Please report in full each line below that contains the string "最火播主". Case counts.

-- start of PROVIDED RECORDS --

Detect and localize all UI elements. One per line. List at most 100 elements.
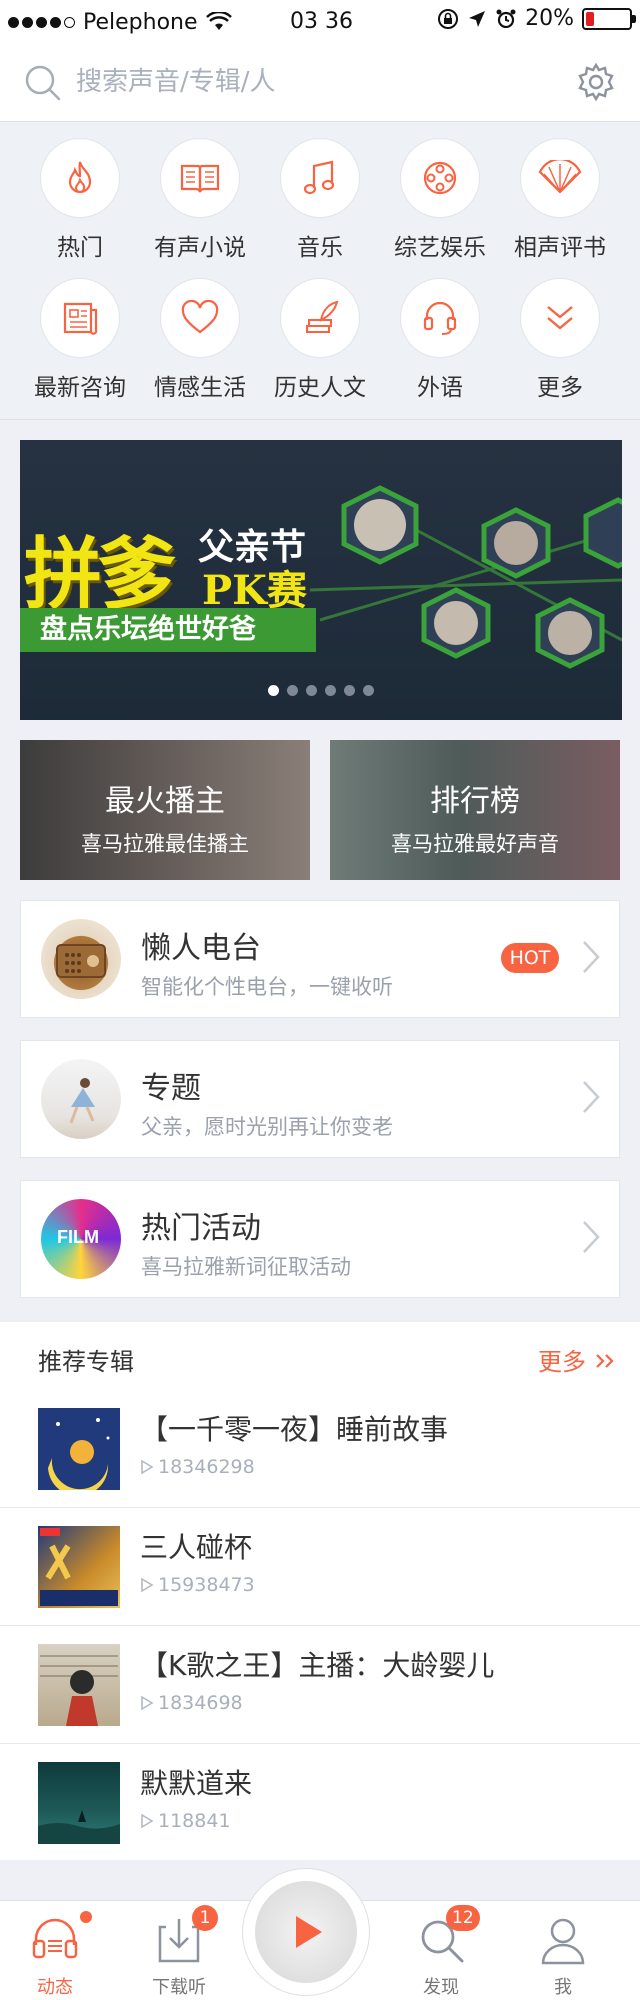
lazy-radio-card[interactable]: 懒人电台 智能化个性电台，一键收听 HOT [20, 900, 620, 1018]
category-label: 相声评书 [514, 235, 606, 261]
headphones-icon [32, 1918, 78, 1959]
play-count: 118841 [140, 1810, 231, 1832]
event-thumbnail: FILM [41, 1199, 121, 1279]
album-title: 三人碰杯 [140, 1531, 253, 1564]
category-music[interactable]: 音乐 [260, 138, 380, 262]
quill-books-icon [306, 300, 339, 333]
more-link[interactable]: 更多 [538, 1342, 616, 1377]
search-icon[interactable] [24, 64, 62, 102]
banner-ribbon: 盘点乐坛绝世好爸 [20, 608, 316, 652]
album-cover [38, 1762, 120, 1844]
page-dot[interactable] [363, 685, 374, 696]
signal-strength-icon [8, 16, 75, 28]
album-title: 【一千零一夜】睡前故事 [140, 1413, 449, 1446]
section-heading: 推荐专辑 [38, 1348, 134, 1376]
topic-thumbnail [41, 1059, 121, 1139]
gear-icon[interactable] [576, 62, 616, 102]
category-crosstalk[interactable]: 相声评书 [500, 138, 620, 262]
category-news[interactable]: 最新咨询 [20, 278, 140, 402]
album-row[interactable]: 默默道来 118841 [0, 1744, 640, 1862]
category-more[interactable]: 更多 [500, 278, 620, 402]
tab-discover[interactable]: 12 发现 [386, 1901, 496, 2000]
play-icon [141, 1459, 154, 1475]
play-icon [141, 1695, 154, 1711]
play-count-value: 15938473 [158, 1574, 255, 1596]
tab-me[interactable]: 我 [508, 1901, 618, 2000]
page-dot[interactable] [287, 685, 298, 696]
card-title: 懒人电台 [141, 931, 261, 966]
page-dot[interactable] [306, 685, 317, 696]
tab-label: 下载听 [152, 1977, 206, 1998]
chevron-right-icon [583, 941, 600, 973]
location-arrow-icon [469, 10, 486, 27]
more-label: 更多 [538, 1348, 586, 1376]
newspaper-icon [63, 302, 98, 335]
page-dot[interactable] [344, 685, 355, 696]
page-dot[interactable] [268, 685, 279, 696]
event-thumbnail-text: FILM [57, 1227, 99, 1247]
tile-title: 最火播主 [105, 784, 225, 819]
topics-card[interactable]: 专题 父亲，愿时光别再让你变老 [20, 1040, 620, 1158]
category-label: 情感生活 [154, 375, 246, 401]
card-title: 专题 [141, 1071, 201, 1106]
chevron-down-icon [547, 306, 573, 330]
flame-icon [68, 161, 92, 194]
play-count: 15938473 [140, 1574, 255, 1596]
tab-label: 动态 [37, 1977, 73, 1998]
radio-thumbnail [41, 919, 121, 999]
status-bar: Pelephone 03 36 20% [0, 0, 640, 44]
play-icon [296, 1916, 322, 1948]
tile-subtitle: 喜马拉雅最佳播主 [81, 832, 249, 856]
wifi-icon [205, 12, 232, 30]
category-label: 音乐 [297, 235, 343, 261]
hot-badge: HOT [501, 943, 559, 973]
banner-page-indicator[interactable] [268, 685, 374, 696]
discover-badge: 12 [446, 1905, 480, 1931]
top-hosts-tile[interactable]: 最火播主 喜马拉雅最佳播主 [20, 740, 310, 880]
unread-dot [80, 1911, 92, 1923]
book-icon [180, 164, 220, 193]
rankings-tile[interactable]: 排行榜 喜马拉雅最好声音 [330, 740, 620, 880]
page-dot[interactable] [325, 685, 336, 696]
album-cover [38, 1408, 120, 1490]
category-emotion[interactable]: 情感生活 [140, 278, 260, 402]
hot-events-card[interactable]: FILM 热门活动 喜马拉雅新词征取活动 [20, 1180, 620, 1298]
category-audiobook[interactable]: 有声小说 [140, 138, 260, 262]
play-icon [141, 1813, 154, 1829]
category-history[interactable]: 历史人文 [260, 278, 380, 402]
category-label: 最新咨询 [34, 375, 126, 401]
category-label: 热门 [57, 235, 103, 261]
heart-icon [181, 300, 219, 334]
tab-feed[interactable]: 动态 [0, 1901, 110, 2000]
tab-downloads[interactable]: 1 下载听 [124, 1901, 234, 2000]
category-language[interactable]: 外语 [380, 278, 500, 402]
category-label: 综艺娱乐 [394, 235, 486, 261]
search-input[interactable] [76, 62, 556, 102]
category-label: 外语 [417, 375, 463, 401]
album-cover [38, 1644, 120, 1726]
album-row[interactable]: 【一千零一夜】睡前故事 18346298 [0, 1390, 640, 1508]
category-hot[interactable]: 热门 [20, 138, 140, 262]
card-subtitle: 智能化个性电台，一键收听 [141, 975, 393, 999]
play-count: 18346298 [140, 1456, 255, 1478]
tab-label: 我 [554, 1977, 572, 1998]
album-row[interactable]: 三人碰杯 15938473 [0, 1508, 640, 1626]
play-count-value: 1834698 [158, 1692, 243, 1714]
promo-banner[interactable]: 拼爹 父亲节 PK赛 盘点乐坛绝世好爸 [20, 440, 622, 720]
card-title: 热门活动 [141, 1211, 261, 1246]
play-count-value: 118841 [158, 1810, 231, 1832]
film-reel-icon [423, 161, 457, 195]
carrier-name: Pelephone [83, 9, 198, 35]
now-playing-button[interactable] [242, 1868, 370, 1996]
tab-label: 发现 [423, 1977, 459, 1998]
battery-icon [582, 7, 636, 30]
recommended-albums-section: 推荐专辑 更多 【一千零一夜】睡前故事 18346298 三人碰杯 159384… [0, 1322, 640, 1860]
category-entertainment[interactable]: 综艺娱乐 [380, 138, 500, 262]
category-label: 有声小说 [154, 235, 246, 261]
play-count: 1834698 [140, 1692, 243, 1714]
chevron-right-icon [583, 1221, 600, 1253]
album-row[interactable]: 【K歌之王】主播：大龄婴儿 1834698 [0, 1626, 640, 1744]
search-bar [0, 44, 640, 122]
category-label: 历史人文 [274, 375, 366, 401]
fan-icon [538, 160, 582, 194]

-- end of PROVIDED RECORDS --

* [RESPONSE TO THE TASK]:
tile-title: 最火播主 [105, 784, 225, 819]
top-hosts-tile[interactable]: 最火播主 喜马拉雅最佳播主 [20, 740, 310, 880]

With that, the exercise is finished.